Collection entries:

= = = = = = =

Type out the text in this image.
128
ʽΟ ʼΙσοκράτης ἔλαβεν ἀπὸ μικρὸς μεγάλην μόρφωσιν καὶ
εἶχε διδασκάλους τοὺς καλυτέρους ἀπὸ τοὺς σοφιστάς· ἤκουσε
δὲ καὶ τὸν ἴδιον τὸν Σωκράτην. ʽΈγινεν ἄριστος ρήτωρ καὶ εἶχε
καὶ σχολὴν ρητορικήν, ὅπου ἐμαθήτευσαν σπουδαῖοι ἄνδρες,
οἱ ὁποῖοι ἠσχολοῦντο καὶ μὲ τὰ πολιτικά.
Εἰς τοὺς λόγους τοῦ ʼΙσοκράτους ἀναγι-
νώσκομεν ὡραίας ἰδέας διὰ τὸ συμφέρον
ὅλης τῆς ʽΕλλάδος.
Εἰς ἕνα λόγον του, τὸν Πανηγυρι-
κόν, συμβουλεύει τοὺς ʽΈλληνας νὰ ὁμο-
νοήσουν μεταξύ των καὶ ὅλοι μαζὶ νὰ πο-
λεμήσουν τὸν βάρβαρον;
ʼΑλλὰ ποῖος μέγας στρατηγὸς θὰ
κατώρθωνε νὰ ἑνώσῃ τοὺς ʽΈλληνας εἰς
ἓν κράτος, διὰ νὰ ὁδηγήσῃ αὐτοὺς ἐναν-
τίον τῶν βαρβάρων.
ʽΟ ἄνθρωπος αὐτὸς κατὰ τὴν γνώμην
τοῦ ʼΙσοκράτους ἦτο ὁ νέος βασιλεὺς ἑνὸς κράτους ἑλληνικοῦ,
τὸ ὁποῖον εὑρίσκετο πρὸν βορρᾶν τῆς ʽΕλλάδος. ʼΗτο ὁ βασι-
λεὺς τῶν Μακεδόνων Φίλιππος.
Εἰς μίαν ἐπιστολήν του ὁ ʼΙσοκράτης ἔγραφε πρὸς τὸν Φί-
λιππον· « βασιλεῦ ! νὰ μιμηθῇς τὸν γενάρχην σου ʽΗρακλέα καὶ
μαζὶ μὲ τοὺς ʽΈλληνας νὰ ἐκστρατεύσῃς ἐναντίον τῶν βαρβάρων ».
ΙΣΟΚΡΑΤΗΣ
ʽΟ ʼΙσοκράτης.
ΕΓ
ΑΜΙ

= = = = = = =

Problem description »
Find and copy each line above that includes the string "μαζὶ".

Problem solution »
νοήσουν μεταξύ των καὶ ὅλοι μαζὶ νὰ πο-
μαζὶ μὲ τοὺς ʽΈλληνας νὰ ἐκστρατεύσῃς ἐναντίον τῶν βαρβάρων ».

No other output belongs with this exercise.